::: Provided records :::

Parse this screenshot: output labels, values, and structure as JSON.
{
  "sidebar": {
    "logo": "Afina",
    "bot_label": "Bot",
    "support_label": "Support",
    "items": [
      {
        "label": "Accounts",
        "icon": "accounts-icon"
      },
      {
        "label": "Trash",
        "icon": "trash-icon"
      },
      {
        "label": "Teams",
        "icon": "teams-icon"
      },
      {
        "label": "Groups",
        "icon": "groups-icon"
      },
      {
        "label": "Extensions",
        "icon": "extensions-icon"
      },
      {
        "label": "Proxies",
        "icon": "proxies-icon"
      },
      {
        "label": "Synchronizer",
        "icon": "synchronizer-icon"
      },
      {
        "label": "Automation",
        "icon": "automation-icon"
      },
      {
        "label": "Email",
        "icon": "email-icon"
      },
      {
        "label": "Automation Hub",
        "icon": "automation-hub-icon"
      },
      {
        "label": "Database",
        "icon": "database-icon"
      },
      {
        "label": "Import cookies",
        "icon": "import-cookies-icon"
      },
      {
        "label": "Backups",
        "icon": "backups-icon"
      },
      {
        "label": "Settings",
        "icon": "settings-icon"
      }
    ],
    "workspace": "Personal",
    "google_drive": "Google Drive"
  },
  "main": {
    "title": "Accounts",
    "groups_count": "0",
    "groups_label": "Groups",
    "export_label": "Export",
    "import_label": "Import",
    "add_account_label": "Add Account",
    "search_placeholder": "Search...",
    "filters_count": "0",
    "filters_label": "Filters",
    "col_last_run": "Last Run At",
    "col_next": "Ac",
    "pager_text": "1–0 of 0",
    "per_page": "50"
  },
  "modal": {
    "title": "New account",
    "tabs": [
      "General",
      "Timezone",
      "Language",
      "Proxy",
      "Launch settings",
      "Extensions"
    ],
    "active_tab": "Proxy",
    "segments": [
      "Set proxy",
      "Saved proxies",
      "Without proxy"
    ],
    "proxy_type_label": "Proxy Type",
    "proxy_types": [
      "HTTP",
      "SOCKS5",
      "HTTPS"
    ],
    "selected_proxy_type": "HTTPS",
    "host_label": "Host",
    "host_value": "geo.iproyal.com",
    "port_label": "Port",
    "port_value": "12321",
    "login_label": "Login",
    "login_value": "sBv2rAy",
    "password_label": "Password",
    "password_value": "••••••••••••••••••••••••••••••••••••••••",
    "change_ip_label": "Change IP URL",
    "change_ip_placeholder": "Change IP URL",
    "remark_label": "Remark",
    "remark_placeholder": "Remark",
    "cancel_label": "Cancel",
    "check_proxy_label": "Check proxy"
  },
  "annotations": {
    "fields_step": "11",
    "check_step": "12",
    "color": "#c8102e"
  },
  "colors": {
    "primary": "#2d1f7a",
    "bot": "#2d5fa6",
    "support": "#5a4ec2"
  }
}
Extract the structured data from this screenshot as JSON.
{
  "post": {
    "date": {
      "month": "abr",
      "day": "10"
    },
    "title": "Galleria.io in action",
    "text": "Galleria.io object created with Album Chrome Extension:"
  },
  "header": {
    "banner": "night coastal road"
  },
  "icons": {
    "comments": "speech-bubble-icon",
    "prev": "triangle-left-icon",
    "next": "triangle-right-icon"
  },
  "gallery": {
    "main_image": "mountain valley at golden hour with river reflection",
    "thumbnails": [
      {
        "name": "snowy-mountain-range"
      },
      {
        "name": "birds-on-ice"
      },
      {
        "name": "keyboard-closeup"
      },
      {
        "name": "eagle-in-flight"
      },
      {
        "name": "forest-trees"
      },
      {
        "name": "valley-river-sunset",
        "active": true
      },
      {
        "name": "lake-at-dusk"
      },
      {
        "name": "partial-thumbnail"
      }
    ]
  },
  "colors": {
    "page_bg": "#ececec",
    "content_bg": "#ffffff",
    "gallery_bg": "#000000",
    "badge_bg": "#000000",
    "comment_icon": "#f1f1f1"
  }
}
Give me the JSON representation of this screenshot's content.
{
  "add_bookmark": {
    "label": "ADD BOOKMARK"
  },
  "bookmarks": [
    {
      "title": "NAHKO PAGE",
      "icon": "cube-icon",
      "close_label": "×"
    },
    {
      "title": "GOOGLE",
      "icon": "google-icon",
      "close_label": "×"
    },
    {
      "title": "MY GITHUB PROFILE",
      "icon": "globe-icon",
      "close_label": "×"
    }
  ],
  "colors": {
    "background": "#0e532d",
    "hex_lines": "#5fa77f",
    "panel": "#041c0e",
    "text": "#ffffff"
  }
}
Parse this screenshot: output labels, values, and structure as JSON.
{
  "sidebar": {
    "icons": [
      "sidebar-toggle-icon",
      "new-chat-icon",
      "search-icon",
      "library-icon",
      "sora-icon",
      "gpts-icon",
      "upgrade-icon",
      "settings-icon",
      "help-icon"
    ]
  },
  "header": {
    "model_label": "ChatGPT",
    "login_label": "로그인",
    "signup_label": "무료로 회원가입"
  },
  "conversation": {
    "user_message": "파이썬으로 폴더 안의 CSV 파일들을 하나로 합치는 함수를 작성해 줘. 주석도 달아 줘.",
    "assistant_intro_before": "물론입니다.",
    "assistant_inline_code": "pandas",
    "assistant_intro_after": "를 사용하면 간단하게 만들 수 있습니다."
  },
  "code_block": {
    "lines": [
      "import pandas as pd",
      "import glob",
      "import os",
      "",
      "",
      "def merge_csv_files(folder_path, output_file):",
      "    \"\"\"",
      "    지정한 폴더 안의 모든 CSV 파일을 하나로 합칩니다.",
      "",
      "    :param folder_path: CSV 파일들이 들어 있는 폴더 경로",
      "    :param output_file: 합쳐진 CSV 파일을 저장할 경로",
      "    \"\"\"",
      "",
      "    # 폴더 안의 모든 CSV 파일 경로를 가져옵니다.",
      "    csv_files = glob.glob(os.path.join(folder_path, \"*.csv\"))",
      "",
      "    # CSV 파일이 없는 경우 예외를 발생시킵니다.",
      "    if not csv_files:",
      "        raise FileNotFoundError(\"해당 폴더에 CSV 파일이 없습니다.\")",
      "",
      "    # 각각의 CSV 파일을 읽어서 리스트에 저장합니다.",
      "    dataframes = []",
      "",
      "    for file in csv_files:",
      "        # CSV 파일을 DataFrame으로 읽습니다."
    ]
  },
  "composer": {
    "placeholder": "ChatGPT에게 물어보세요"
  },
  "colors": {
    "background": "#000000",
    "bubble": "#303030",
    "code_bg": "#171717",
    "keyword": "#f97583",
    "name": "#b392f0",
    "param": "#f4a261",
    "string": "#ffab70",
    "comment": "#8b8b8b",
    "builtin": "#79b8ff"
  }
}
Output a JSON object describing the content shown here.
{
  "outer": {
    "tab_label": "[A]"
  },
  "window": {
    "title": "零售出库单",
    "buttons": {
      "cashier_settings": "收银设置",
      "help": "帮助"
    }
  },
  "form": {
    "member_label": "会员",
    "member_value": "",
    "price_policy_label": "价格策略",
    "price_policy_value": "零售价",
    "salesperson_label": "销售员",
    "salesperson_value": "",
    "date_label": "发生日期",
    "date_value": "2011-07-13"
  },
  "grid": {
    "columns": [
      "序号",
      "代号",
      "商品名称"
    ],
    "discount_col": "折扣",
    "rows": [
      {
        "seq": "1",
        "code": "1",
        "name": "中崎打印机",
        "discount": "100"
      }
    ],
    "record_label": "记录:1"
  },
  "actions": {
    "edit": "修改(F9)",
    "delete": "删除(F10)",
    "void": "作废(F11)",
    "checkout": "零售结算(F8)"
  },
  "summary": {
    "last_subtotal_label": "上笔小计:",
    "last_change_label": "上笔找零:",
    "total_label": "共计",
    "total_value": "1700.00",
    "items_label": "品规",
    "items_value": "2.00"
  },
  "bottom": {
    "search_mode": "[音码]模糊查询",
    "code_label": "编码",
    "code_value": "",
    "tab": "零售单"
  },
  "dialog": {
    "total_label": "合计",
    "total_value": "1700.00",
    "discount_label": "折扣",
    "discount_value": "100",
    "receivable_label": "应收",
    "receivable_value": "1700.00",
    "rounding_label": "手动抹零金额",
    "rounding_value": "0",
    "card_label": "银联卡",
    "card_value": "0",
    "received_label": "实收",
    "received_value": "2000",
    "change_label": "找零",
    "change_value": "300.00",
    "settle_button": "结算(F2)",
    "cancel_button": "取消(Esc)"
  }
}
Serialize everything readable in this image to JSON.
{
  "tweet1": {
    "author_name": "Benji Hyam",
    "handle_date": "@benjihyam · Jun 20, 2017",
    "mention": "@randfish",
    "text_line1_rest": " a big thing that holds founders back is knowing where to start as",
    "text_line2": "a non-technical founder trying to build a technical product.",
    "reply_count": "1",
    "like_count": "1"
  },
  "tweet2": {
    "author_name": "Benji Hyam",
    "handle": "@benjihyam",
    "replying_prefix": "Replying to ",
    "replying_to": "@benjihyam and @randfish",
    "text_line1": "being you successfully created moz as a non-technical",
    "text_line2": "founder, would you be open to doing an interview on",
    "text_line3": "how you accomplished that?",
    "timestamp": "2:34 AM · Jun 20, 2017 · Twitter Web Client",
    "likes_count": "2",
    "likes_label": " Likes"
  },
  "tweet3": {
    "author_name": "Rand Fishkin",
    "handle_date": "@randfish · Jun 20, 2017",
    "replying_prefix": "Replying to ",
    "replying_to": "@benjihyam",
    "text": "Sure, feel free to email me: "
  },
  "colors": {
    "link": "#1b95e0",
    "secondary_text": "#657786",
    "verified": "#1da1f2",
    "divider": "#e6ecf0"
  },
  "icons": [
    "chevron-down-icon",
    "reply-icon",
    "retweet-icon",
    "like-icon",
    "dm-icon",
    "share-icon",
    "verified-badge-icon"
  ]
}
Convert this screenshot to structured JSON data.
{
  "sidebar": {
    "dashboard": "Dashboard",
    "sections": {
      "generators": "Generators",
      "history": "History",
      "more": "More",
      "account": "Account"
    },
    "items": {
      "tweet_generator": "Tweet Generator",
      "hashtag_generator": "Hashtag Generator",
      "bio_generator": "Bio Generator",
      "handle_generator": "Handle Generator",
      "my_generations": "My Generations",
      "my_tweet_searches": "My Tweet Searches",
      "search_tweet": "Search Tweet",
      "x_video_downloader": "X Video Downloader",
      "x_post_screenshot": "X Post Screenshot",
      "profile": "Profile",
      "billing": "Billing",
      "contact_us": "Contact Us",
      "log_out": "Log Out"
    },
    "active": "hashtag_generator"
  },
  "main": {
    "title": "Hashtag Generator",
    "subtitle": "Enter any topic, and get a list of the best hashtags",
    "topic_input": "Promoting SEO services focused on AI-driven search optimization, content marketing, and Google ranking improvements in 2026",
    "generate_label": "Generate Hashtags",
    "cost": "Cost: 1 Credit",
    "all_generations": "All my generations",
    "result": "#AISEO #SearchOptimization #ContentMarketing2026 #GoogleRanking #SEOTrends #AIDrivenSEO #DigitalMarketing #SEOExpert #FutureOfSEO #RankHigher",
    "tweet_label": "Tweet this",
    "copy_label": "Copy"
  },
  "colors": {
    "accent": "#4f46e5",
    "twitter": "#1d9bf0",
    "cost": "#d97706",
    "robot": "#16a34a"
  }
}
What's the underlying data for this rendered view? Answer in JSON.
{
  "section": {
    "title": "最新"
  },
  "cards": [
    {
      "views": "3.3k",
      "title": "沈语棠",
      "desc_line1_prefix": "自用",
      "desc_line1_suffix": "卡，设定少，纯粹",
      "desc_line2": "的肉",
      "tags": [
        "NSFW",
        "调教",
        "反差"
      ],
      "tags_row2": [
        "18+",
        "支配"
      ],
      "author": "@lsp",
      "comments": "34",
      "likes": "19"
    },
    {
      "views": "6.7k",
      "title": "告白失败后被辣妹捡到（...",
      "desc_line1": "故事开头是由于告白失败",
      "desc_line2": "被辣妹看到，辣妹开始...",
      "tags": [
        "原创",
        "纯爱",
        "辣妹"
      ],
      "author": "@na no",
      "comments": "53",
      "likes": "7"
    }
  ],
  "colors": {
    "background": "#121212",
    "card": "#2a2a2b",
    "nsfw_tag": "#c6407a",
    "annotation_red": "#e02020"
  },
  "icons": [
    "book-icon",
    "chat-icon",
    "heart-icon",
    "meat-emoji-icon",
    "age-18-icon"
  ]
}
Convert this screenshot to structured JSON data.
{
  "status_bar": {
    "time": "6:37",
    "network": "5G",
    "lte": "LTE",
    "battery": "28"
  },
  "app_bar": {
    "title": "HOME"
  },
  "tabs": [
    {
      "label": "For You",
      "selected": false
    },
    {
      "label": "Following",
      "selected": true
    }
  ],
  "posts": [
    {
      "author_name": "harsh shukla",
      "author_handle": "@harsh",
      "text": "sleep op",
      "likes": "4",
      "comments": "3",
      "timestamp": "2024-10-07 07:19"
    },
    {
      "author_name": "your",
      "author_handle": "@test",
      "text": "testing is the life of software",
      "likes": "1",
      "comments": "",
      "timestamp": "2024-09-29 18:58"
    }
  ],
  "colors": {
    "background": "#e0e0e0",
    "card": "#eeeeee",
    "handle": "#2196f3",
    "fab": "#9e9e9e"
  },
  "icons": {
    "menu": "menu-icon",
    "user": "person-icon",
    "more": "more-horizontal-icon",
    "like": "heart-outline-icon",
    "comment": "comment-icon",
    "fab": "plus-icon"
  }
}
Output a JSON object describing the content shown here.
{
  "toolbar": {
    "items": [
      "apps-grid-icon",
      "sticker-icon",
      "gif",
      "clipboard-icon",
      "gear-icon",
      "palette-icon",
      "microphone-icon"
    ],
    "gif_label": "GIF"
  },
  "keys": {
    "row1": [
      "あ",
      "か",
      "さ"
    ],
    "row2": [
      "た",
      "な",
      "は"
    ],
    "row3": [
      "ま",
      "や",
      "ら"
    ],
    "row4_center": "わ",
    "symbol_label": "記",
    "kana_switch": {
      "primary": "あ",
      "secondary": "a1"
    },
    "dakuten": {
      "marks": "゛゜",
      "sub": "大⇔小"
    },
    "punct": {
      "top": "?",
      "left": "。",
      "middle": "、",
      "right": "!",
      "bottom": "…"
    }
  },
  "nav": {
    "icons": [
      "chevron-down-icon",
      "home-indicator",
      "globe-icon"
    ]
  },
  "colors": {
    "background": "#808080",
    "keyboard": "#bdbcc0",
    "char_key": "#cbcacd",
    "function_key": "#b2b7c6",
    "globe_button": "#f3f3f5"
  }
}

:::

Task: Go through the lines above. Select every one that has the string "pandas".

Written answer:
    "assistant_inline_code": "pandas",
      "import pandas as pd",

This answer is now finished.